>>>
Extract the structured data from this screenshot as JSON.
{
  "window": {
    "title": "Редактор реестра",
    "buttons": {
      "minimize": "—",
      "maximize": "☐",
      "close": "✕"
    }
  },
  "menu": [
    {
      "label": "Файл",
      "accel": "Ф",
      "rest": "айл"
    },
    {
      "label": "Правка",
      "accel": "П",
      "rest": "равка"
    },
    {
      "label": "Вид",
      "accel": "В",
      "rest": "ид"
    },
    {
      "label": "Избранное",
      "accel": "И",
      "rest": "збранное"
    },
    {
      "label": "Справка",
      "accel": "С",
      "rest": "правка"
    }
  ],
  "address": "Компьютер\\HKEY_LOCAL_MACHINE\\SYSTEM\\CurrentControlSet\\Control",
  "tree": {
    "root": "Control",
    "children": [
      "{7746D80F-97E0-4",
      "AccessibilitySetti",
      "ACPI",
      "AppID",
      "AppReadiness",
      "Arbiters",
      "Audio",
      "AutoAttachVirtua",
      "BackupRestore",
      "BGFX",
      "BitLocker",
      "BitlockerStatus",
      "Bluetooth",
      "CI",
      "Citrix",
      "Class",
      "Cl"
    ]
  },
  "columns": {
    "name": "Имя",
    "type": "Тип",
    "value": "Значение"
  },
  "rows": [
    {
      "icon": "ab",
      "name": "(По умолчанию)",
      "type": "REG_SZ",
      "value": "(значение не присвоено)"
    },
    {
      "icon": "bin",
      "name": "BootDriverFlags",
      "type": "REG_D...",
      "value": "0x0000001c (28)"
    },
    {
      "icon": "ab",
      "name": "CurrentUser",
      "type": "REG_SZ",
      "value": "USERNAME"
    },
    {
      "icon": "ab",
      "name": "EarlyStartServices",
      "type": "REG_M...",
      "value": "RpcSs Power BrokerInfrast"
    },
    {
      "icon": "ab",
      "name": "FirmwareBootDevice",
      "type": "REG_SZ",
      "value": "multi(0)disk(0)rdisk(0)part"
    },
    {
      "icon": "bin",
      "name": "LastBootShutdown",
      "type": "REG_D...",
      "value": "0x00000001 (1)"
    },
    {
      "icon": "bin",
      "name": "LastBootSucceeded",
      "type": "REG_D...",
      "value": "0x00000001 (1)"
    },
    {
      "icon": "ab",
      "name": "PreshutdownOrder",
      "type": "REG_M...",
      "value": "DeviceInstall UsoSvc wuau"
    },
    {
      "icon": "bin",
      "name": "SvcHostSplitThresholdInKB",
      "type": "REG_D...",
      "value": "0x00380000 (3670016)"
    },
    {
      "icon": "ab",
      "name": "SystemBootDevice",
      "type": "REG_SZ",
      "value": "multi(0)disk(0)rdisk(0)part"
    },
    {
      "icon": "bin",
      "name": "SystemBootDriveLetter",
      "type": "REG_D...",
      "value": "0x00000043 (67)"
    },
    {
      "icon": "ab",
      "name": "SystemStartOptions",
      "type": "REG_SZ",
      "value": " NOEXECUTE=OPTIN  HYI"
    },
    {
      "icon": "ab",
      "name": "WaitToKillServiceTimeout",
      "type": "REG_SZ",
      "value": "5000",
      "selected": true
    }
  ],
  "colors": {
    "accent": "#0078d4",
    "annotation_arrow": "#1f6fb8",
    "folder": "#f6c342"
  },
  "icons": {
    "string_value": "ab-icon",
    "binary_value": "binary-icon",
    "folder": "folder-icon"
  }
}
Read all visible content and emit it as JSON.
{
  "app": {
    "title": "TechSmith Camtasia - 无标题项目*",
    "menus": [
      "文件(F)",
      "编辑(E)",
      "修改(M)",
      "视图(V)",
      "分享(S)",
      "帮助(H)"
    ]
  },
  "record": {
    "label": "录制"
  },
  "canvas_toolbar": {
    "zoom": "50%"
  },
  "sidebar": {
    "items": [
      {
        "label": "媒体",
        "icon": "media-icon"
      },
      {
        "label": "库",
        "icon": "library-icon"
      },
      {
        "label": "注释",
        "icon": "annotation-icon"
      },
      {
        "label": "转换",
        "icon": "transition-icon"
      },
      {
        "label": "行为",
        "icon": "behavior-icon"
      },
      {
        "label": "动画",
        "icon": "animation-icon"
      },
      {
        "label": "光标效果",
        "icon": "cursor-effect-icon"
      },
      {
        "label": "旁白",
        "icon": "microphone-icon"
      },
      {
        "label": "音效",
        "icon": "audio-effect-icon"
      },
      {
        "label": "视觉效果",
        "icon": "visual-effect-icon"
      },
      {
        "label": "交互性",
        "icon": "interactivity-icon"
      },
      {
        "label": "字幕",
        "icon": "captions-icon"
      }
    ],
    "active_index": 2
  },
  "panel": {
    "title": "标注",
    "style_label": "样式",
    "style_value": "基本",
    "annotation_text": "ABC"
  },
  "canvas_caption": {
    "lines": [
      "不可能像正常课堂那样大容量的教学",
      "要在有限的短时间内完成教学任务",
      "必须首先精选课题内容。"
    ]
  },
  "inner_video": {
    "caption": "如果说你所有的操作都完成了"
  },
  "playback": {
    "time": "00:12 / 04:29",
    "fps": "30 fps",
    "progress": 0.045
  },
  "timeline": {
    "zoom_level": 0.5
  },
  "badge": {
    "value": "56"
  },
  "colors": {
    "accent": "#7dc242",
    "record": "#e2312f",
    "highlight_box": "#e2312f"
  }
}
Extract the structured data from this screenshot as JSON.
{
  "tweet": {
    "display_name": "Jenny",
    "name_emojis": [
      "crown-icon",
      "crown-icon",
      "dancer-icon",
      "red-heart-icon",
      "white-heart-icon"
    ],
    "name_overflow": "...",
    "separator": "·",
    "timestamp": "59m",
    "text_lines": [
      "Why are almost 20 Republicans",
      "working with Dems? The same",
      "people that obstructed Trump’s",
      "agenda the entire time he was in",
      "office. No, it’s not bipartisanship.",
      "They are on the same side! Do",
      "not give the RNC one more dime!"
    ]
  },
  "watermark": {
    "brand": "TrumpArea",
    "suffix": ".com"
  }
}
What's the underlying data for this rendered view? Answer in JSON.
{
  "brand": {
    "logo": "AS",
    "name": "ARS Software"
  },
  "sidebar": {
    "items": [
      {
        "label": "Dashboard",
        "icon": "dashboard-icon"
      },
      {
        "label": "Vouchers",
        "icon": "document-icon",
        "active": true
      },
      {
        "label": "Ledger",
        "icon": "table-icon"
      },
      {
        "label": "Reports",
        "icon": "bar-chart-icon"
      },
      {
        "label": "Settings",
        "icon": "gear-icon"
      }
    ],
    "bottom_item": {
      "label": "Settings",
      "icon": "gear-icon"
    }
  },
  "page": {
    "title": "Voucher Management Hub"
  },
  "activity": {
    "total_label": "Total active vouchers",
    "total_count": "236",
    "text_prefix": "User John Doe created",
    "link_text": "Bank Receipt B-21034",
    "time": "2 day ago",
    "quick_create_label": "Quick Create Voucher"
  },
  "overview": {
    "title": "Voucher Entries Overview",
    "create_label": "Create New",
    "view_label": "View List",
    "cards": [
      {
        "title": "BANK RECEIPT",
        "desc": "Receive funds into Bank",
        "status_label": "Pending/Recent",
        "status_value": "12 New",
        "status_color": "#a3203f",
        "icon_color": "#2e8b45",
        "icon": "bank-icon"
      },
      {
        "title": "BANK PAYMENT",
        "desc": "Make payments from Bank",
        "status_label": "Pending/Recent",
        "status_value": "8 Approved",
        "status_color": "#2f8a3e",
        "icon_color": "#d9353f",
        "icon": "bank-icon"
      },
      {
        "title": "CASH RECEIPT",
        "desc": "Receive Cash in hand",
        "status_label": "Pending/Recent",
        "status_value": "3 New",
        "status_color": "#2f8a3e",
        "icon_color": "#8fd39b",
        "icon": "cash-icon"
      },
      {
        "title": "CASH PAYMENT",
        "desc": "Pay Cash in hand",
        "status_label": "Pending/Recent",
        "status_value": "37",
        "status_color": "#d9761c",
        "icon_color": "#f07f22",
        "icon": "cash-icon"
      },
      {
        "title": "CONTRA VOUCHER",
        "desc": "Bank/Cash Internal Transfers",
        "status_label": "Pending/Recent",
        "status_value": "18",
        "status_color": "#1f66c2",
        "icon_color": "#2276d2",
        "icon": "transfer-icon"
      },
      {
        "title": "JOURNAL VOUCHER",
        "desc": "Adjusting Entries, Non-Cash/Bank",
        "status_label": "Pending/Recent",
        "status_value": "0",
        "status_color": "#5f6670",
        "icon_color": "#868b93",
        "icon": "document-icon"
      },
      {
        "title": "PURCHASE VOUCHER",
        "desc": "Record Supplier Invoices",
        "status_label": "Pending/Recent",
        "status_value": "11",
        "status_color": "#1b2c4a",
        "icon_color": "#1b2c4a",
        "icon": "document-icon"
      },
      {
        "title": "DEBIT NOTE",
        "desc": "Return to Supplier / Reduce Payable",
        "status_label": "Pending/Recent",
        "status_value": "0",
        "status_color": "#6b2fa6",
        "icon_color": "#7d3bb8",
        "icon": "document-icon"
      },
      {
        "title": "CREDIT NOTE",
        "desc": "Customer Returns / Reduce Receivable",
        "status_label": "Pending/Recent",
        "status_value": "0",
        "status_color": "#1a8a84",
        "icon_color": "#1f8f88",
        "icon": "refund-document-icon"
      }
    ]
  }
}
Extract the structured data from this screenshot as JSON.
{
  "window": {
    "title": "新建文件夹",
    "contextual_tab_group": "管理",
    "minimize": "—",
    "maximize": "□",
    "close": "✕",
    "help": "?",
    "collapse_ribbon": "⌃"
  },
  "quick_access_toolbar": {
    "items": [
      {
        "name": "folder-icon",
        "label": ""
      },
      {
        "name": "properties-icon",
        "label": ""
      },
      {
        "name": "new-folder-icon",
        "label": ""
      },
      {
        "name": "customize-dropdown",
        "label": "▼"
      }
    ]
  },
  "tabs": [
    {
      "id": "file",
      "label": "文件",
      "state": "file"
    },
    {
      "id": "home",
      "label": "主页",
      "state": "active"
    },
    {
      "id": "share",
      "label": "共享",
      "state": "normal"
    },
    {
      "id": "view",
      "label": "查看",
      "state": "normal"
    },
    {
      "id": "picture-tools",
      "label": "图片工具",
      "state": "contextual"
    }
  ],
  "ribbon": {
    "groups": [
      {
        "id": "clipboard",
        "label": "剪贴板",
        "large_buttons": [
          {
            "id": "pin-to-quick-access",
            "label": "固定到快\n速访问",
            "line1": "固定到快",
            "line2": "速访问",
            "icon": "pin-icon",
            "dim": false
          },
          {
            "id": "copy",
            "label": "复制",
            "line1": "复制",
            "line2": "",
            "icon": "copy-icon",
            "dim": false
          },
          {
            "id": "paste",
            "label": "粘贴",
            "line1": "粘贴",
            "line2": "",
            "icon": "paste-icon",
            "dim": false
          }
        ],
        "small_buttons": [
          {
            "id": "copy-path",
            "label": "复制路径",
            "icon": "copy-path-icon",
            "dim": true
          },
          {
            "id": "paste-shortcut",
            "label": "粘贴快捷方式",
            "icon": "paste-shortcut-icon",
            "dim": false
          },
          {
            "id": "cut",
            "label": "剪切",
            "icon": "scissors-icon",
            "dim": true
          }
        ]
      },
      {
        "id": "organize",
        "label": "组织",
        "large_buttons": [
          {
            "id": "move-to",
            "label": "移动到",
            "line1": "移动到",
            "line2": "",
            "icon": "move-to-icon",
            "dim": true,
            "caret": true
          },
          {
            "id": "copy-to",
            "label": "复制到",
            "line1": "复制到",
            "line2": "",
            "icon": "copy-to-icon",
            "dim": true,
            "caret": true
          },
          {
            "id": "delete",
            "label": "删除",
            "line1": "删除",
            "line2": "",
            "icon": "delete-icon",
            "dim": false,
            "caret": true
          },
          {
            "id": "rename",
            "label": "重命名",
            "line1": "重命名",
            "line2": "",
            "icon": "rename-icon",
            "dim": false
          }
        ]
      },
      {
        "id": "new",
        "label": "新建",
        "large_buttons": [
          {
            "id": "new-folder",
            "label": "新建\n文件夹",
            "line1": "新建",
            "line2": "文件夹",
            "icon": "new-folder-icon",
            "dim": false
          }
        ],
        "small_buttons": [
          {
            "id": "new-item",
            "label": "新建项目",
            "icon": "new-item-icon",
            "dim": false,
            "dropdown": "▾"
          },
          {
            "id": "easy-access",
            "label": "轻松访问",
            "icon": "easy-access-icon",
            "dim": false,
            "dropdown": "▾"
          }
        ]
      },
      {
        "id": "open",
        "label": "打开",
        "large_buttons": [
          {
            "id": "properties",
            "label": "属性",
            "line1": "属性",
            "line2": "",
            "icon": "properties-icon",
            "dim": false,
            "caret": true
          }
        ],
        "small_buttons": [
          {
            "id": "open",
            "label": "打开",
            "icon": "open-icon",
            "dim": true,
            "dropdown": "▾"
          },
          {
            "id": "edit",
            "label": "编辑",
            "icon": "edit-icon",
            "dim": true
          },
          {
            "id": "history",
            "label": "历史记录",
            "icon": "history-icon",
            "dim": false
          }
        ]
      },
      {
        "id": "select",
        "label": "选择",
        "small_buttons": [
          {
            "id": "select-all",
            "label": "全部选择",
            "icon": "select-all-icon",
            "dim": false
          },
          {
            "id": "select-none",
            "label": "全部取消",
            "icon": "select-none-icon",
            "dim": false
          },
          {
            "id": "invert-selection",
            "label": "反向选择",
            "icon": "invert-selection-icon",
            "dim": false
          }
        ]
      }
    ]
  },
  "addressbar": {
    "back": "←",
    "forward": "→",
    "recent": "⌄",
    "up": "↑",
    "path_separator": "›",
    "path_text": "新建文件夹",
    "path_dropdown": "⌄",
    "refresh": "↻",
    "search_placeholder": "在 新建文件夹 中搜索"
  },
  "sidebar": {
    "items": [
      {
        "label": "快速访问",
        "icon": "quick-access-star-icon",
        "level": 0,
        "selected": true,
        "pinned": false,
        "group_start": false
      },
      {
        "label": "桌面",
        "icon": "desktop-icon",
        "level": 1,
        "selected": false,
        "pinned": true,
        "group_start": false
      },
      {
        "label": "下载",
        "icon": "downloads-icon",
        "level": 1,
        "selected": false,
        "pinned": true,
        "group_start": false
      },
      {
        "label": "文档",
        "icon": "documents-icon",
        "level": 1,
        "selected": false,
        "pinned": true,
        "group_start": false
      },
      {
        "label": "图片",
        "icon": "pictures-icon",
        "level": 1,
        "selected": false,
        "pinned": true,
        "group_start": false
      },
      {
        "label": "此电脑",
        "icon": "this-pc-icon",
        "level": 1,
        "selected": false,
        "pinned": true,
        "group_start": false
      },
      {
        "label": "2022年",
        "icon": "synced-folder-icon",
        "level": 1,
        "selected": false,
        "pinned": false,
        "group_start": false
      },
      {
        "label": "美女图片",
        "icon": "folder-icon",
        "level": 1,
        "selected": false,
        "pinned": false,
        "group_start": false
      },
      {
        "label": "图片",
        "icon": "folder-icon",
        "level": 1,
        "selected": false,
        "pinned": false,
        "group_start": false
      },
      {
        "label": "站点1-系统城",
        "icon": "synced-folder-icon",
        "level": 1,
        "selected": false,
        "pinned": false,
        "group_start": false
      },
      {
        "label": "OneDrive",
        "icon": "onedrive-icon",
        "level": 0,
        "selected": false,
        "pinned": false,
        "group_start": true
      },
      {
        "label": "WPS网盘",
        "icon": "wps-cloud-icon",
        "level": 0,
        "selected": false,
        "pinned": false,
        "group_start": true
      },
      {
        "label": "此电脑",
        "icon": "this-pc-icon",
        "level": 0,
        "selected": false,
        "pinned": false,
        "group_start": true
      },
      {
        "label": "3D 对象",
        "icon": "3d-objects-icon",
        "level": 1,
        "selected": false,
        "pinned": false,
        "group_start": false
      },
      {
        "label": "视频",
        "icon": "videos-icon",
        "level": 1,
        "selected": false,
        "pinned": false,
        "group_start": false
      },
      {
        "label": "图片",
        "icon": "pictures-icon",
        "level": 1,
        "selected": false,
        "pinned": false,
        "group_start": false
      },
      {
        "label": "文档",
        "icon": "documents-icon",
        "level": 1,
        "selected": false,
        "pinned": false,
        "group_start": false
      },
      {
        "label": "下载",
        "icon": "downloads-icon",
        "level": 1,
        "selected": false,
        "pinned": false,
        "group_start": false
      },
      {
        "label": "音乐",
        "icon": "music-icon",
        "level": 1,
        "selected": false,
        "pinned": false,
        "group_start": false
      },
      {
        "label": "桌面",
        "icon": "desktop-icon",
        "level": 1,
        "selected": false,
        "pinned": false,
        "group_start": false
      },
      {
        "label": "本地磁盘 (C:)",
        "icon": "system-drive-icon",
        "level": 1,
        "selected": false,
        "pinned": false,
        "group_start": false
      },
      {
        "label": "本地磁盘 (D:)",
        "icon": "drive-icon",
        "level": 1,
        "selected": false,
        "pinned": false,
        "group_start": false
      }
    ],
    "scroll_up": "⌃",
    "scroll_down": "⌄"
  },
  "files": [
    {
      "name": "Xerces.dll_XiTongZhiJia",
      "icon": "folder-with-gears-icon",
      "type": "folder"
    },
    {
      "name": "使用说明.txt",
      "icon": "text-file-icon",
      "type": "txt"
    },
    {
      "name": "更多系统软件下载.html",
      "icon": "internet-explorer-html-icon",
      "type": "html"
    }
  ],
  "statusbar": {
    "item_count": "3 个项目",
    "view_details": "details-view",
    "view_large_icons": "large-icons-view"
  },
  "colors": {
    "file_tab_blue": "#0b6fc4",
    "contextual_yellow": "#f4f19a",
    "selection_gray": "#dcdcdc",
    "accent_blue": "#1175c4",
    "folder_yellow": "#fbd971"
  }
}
<<<
From the data, pick out every line that includes "html".

Worked solution »
      "name": "更多系统软件下载.html",
      "icon": "internet-explorer-html-icon",
      "type": "html"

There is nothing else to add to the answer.